_PAGE EXTRACT_.
Henry "Butch" Miller (born June 5, 1952) is an American retired stock car racing driver. He is a multi-time champion in the now-defunct American Speed Association stock car series.

NASCAR

Early career 
In 1985, Miller ran his first Busch Series races, driving for LeRoy Throop, driving the No. 08 MSW Spyders Pontiac in four events. He made four races, and had a 2nd-place finish at Bristol Motor Speedway. The next year, in 1986, he went to victory lane at the Indianapolis Raceway Park. That same season, he made his Winston Cup debut, finishing 16th in his first race. He ran two Cup races the next season for Throop, and then two races in the No. 31 Slender You Figure Salons Oldsmobile for Bob Clark in 1988. In 1989, he returned to Throop in the No. 51 for nine races. Despite getting sponsorship from Fruit of the Loom, he was only able to finish two races. He signed with Travis Carter Enterprises to drive the No. 98 Chevrolet Lumina for 1990, with sponsorship from Banquet Foods, IGA, and Piggy Wiggly. He drove in the first 23 races of the season, and had a career-best 8th-place finish at Pocono Raceway, but was released near the end of the season.

_MATERIAL SHOWN_.
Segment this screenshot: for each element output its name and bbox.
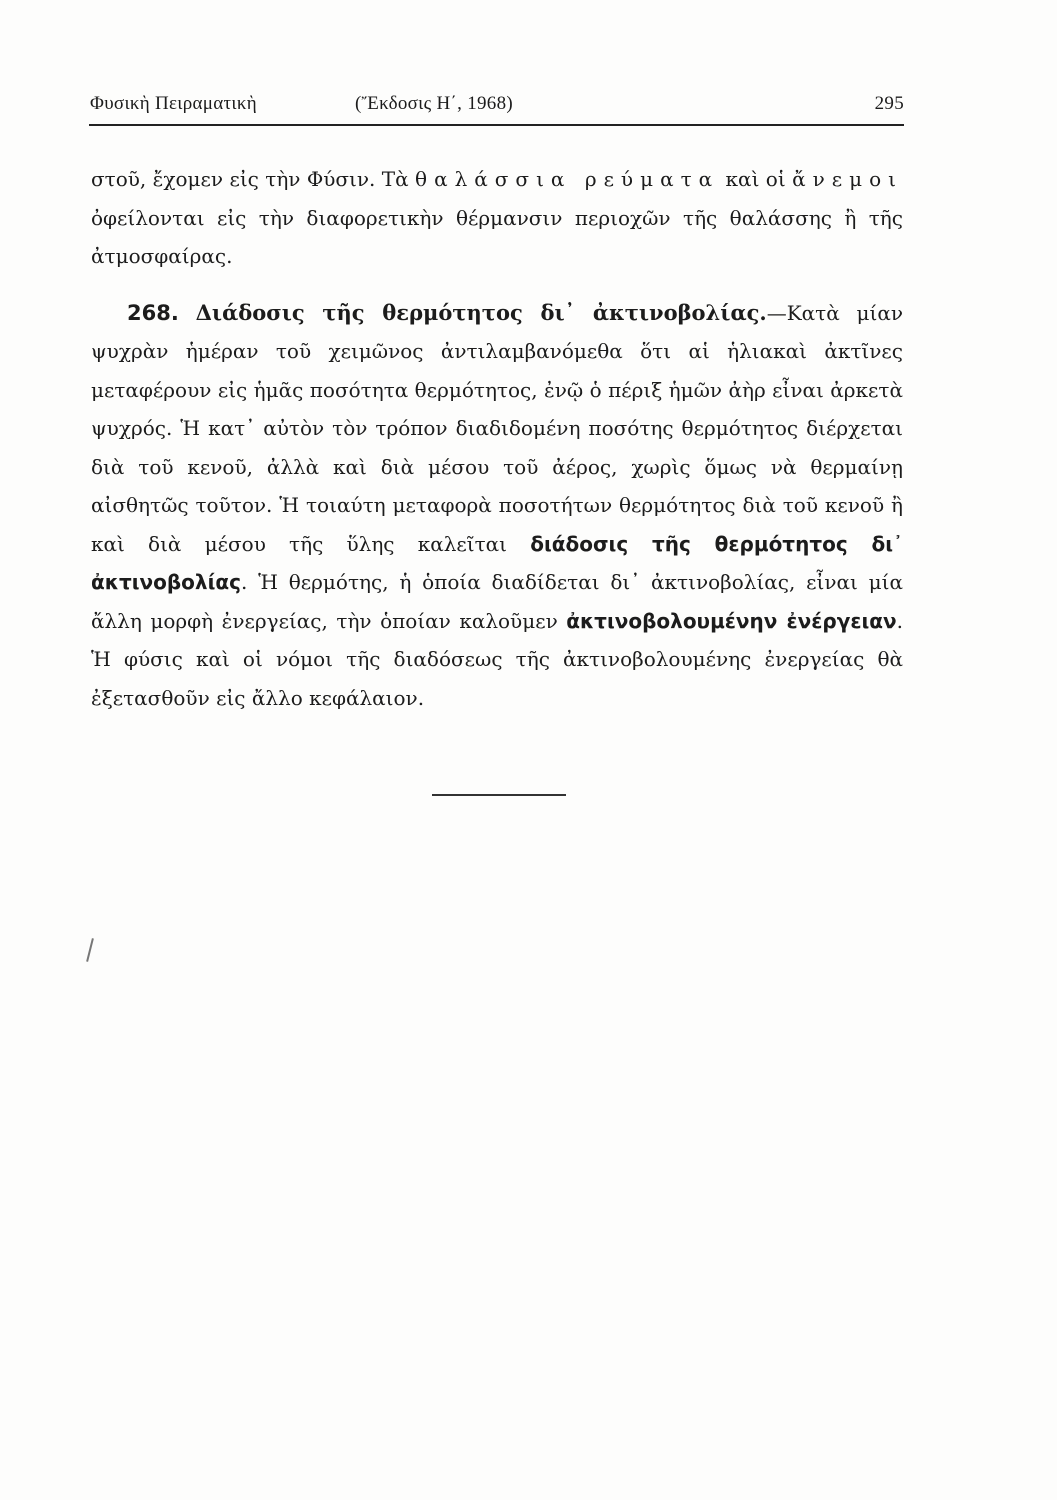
emphasis-spaced: ἄνεμοι	[792, 167, 903, 191]
text-run: στοῦ, ἔχομεν εἰς τὴν Φύσιν. Τὰ	[91, 167, 416, 191]
bold-term: ἀκτινοβολουμένην ἐνέργειαν	[566, 608, 897, 633]
text-run: ὀφείλονται εἰς τὴν διαφορετικὴν θέρμανσιν περιοχῶν τῆς θαλάσσης ἢ τῆς ἀτμοσφαίρας.	[91, 205, 903, 268]
section-paragraph	[91, 294, 903, 718]
emphasis-spaced: θαλάσσια ρεύματα	[415, 167, 720, 191]
book-title: Φυσικὴ Πειραματικὴ	[90, 93, 257, 114]
text-run: . Ἡ φύσις καὶ οἱ νόμοι τῆς διαδόσεως τῆς ἀκτινοβολουμένης ἐνεργείας θὰ ἐξετασθοῦν εἰς ἄλλο κεφάλαιον.	[91, 608, 903, 710]
section-number: 268.	[127, 300, 179, 325]
bold-term: διάδοσις τῆς θερμότητος δι᾽ ἀκτινοβολίας	[91, 531, 904, 594]
section-end-rule	[432, 794, 566, 796]
body-text	[91, 160, 903, 717]
edition-info: (Ἔκδοσις Η΄, 1968)	[355, 93, 514, 114]
paragraph-continuation	[91, 160, 903, 276]
section-title: Διάδοσις τῆς θερμότητος δι᾽ ἀκτινοβολίας.	[195, 299, 767, 325]
pencil-mark	[86, 938, 94, 962]
text-run: —Κατὰ μίαν ψυχρὰν ἡμέραν τοῦ χειμῶνος ἀντιλαμβανόμεθα ὅτι αἱ ἡλιακαὶ ἀκτῖνες μεταφέρουν εἰς ἡμᾶς ποσότητα θερμότητος, ἐνῷ ὁ πέριξ ἡμῶν ἀὴρ εἶναι ἀρκετὰ ψυχρός. Ἡ κατ᾽ αὐτὸν τὸν τρόπον διαδιδομένη ποσότης θερμότητος διέρχεται διὰ τοῦ κενοῦ, ἀλλὰ καὶ διὰ μέσου τοῦ ἀέρος, χωρὶς ὅμως νὰ θερμαίνῃ αἰσθητῶς τοῦτον. Ἡ τοιαύτη μεταφορὰ ποσοτήτων θερμότητος διὰ τοῦ κενοῦ ἢ καὶ διὰ μέσου τῆς ὕλης καλεῖται	[91, 300, 904, 556]
text-run: . Ἡ θερμότης, ἡ ὁποία διαδίδεται δι᾽ ἀκτινοβολίας, εἶναι μία ἄλλη μορφὴ ἐνεργείας, τὴν ὁποίαν καλοῦμεν	[91, 570, 903, 633]
text-run: καὶ οἱ	[719, 167, 793, 191]
header-rule	[89, 124, 904, 126]
page-number: 295	[874, 93, 904, 114]
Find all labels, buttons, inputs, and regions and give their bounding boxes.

_WRITTEN EXERCISE 1_. According to the Butch Miller biography, at which track did Miller earn his career-best 8th-place finish in 1990?
_WRITTEN EXERCISE 2_. In the records, change "bold-term" to "strong-term" in the lines starting with the one that contains "167, 903, 191]" and going on through the one that contains "text-run: —Κατὰ μίαν". Leave everything else unchanged and return only those lines.

_WORKED ANSWER 1_. Pocono Raceway

_WORKED ANSWER 2_.
emphasis-spaced: ἄνεμοι	[792, 167, 903, 191]
text-run: στοῦ, ἔχομεν εἰς τὴν Φύσιν. Τὰ	[91, 167, 416, 191]
strong-term: ἀκτινοβολουμένην ἐνέργειαν	[566, 608, 897, 633]
text-run: ὀφείλονται εἰς τὴν διαφορετικὴν θέρμανσιν περιοχῶν τῆς θαλάσσης ἢ τῆς ἀτμοσφαίρας.	[91, 205, 903, 268]
section-paragraph	[91, 294, 903, 718]
emphasis-spaced: θαλάσσια ρεύματα	[415, 167, 720, 191]
book-title: Φυσικὴ Πειραματικὴ	[90, 93, 257, 114]
text-run: . Ἡ φύσις καὶ οἱ νόμοι τῆς διαδόσεως τῆς ἀκτινοβολουμένης ἐνεργείας θὰ ἐξετασθοῦν εἰς ἄλλο κεφάλαιον.	[91, 608, 903, 710]
section-number: 268.	[127, 300, 179, 325]
strong-term: διάδοσις τῆς θερμότητος δι᾽ ἀκτινοβολίας	[91, 531, 904, 594]
section-end-rule	[432, 794, 566, 796]
body-text	[91, 160, 903, 717]
edition-info: (Ἔκδοσις Η΄, 1968)	[355, 93, 514, 114]
paragraph-continuation	[91, 160, 903, 276]
section-title: Διάδοσις τῆς θερμότητος δι᾽ ἀκτινοβολίας.	[195, 299, 767, 325]
pencil-mark	[86, 938, 94, 962]
text-run: —Κατὰ μίαν ψυχρὰν ἡμέραν τοῦ χειμῶνος ἀντιλαμβανόμεθα ὅτι αἱ ἡλιακαὶ ἀκτῖνες μεταφέρουν εἰς ἡμᾶς ποσότητα θερμότητος, ἐνῷ ὁ πέριξ ἡμῶν ἀὴρ εἶναι ἀρκετὰ ψυχρός. Ἡ κατ᾽ αὐτὸν τὸν τρόπον διαδιδομένη ποσότης θερμότητος διέρχεται διὰ τοῦ κενοῦ, ἀλλὰ καὶ διὰ μέσου τοῦ ἀέρος, χωρὶς ὅμως νὰ θερμαίνῃ αἰσθητῶς τοῦτον. Ἡ τοιαύτη μεταφορὰ ποσοτήτων θερμότητος διὰ τοῦ κενοῦ ἢ καὶ διὰ μέσου τῆς ὕλης καλεῖται	[91, 300, 904, 556]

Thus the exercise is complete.